■ **Your goal**
Identify and copy all lines of the material where the string "Kawruh" is found.

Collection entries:
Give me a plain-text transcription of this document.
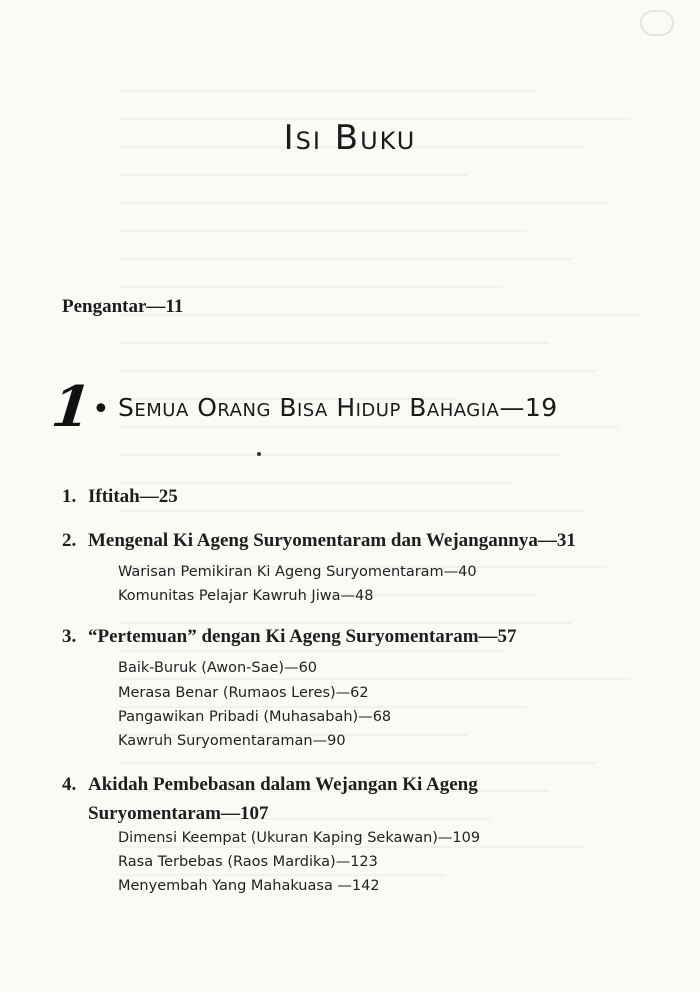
Isi Buku
Pengantar—11
1
• Semua Orang Bisa Hidup Bahagia—19
1. Iftitah—25
2. Mengenal Ki Ageng Suryomentaram dan Wejangannya—31
Warisan Pemikiran Ki Ageng Suryomentaram—40
Komunitas Pelajar Kawruh Jiwa—48
3. “Pertemuan” dengan Ki Ageng Suryomentaram—57
Baik-Buruk (Awon-Sae)—60
Merasa Benar (Rumaos Leres)—62
Pangawikan Pribadi (Muhasabah)—68
Kawruh Suryomentaraman—90
4. Akidah Pembebasan dalam Wejangan Ki Ageng Suryomentaram—107
Dimensi Keempat (Ukuran Kaping Sekawan)—109
Rasa Terbebas (Raos Mardika)—123
Menyembah Yang Mahakuasa —142
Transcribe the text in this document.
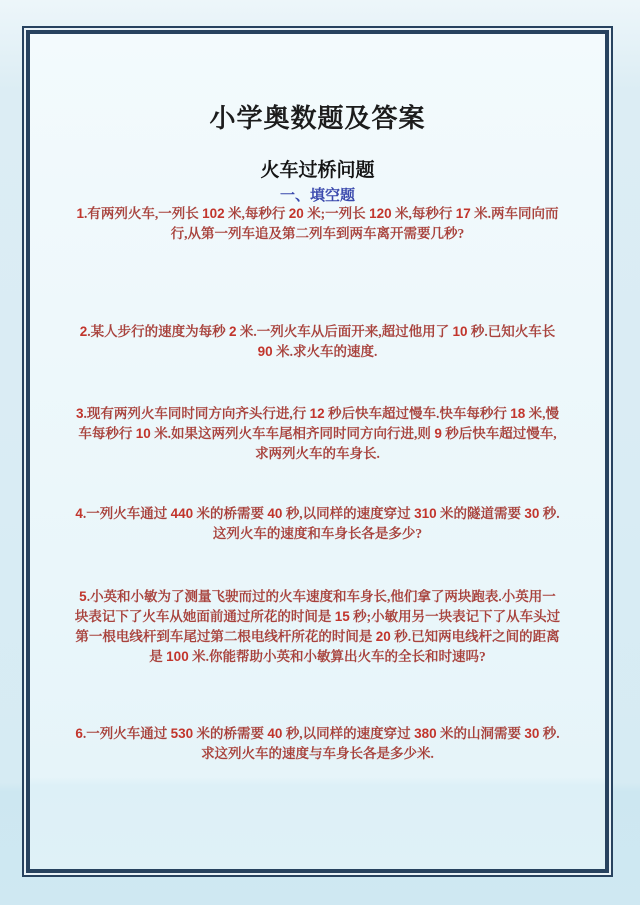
小学奥数题及答案
火车过桥问题
一、填空题

1.有两列火车,一列长 102 米,每秒行 20 米;一列长 120 米,每秒行 17 米.两车同向而行,从第一列车追及第二列车到两车离开需要几秒?

2.某人步行的速度为每秒 2 米.一列火车从后面开来,超过他用了 10 秒.已知火车长 90 米.求火车的速度.

3.现有两列火车同时同方向齐头行进,行 12 秒后快车超过慢车.快车每秒行 18 米,慢车每秒行 10 米.如果这两列火车车尾相齐同时同方向行进,则 9 秒后快车超过慢车,求两列火车的车身长.

4.一列火车通过 440 米的桥需要 40 秒,以同样的速度穿过 310 米的隧道需要 30 秒.这列火车的速度和车身长各是多少?

5.小英和小敏为了测量飞驶而过的火车速度和车身长,他们拿了两块跑表.小英用一块表记下了火车从她面前通过所花的时间是 15 秒;小敏用另一块表记下了从车头过第一根电线杆到车尾过第二根电线杆所花的时间是 20 秒.已知两电线杆之间的距离是 100 米.你能帮助小英和小敏算出火车的全长和时速吗?

6.一列火车通过 530 米的桥需要 40 秒,以同样的速度穿过 380 米的山洞需要 30 秒.求这列火车的速度与车身长各是多少米.
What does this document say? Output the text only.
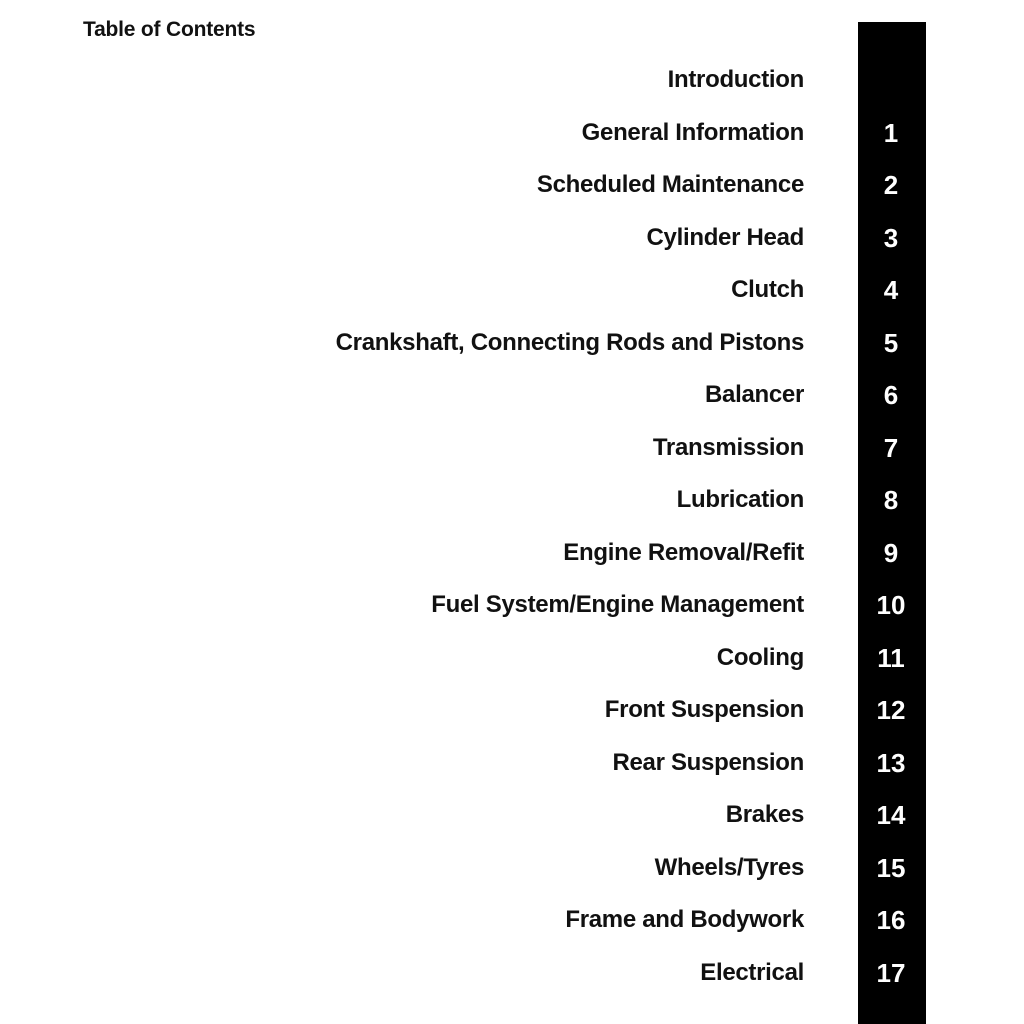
Table of Contents
Introduction
General Information	1
Scheduled Maintenance	2
Cylinder Head	3
Clutch	4
Crankshaft, Connecting Rods and Pistons	5
Balancer	6
Transmission	7
Lubrication	8
Engine Removal/Refit	9
Fuel System/Engine Management	10
Cooling	11
Front Suspension	12
Rear Suspension	13
Brakes	14
Wheels/Tyres	15
Frame and Bodywork	16
Electrical	17
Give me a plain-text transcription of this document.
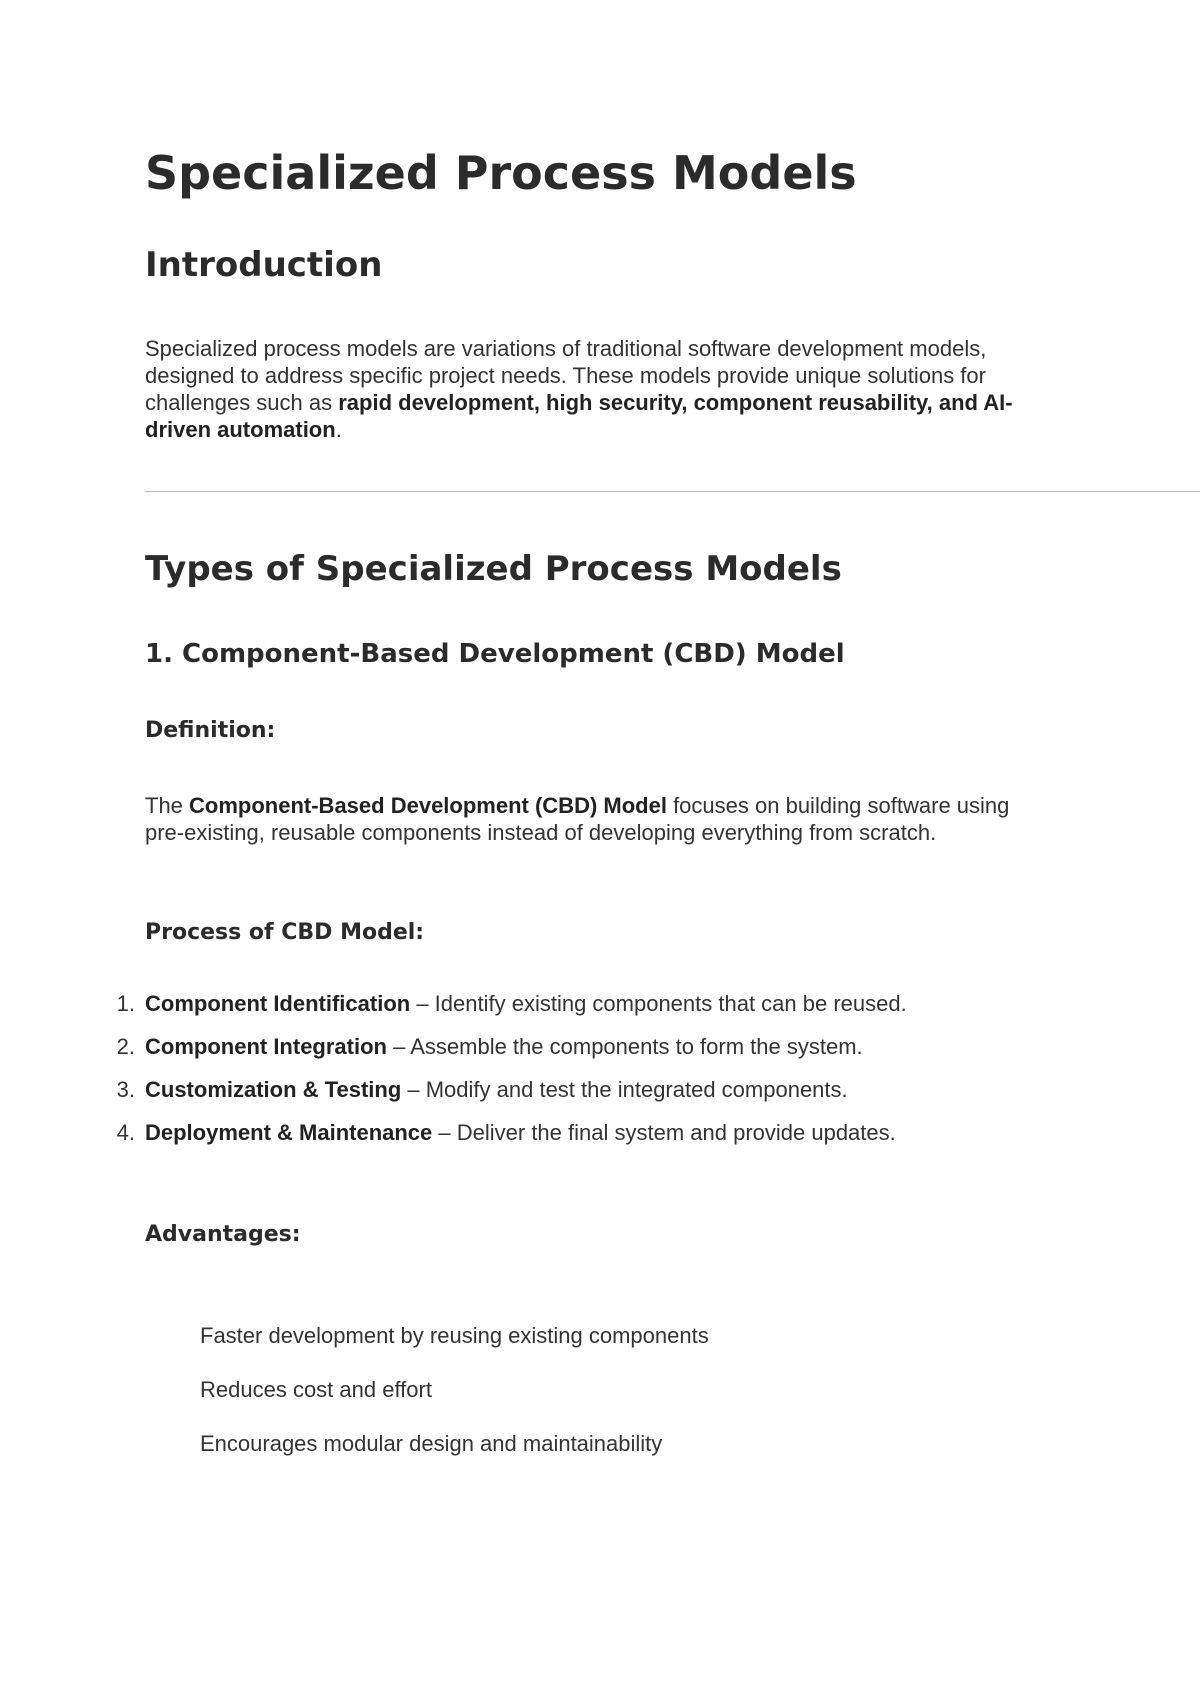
Specialized Process Models
Introduction

Specialized process models are variations of traditional software development models, designed to address specific project needs. These models provide unique solutions for challenges such as rapid development, high security, component reusability, and AI-driven automation.

Types of Specialized Process Models
1. Component-Based Development (CBD) Model
Definition:

The Component-Based Development (CBD) Model focuses on building software using pre-existing, reusable components instead of developing everything from scratch.

Process of CBD Model:
1. Component Identification – Identify existing components that can be reused.
2. Component Integration – Assemble the components to form the system.
3. Customization & Testing – Modify and test the integrated components.
4. Deployment & Maintenance – Deliver the final system and provide updates.
Advantages:
Faster development by reusing existing components
Reduces cost and effort
Encourages modular design and maintainability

■ **Reply to the exercise**
Komunitas Pelajar Kawruh Jiwa—48
Kawruh Suryomentaraman—90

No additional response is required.